■ Exercise objective: Consider the records below. How many of their lines include the word "Francisco"? State the number and nothing else.

Recorded data
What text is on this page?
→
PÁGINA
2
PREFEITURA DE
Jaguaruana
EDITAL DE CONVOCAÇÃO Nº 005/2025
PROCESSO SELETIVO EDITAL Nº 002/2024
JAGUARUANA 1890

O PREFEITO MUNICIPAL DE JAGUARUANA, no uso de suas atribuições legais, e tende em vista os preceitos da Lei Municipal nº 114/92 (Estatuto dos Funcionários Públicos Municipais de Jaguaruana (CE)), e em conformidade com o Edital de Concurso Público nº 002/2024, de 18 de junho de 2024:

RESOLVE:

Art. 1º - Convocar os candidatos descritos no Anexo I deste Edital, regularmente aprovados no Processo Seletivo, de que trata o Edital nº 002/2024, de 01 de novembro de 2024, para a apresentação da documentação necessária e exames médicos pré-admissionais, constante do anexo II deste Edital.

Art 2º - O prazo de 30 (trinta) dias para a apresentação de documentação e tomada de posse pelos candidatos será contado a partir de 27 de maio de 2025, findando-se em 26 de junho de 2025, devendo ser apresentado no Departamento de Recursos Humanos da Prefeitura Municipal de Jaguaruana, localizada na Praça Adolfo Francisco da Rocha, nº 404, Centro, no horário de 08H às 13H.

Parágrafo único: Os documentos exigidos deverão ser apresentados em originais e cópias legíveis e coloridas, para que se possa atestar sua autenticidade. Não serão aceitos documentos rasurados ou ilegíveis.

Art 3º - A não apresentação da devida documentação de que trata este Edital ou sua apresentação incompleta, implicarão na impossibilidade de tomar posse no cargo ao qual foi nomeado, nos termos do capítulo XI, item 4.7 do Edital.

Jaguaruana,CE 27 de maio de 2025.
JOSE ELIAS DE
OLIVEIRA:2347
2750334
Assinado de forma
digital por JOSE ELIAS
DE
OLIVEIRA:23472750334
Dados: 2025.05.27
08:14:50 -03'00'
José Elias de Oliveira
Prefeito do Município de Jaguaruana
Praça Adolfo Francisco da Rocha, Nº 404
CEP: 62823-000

■ Exercise response: 2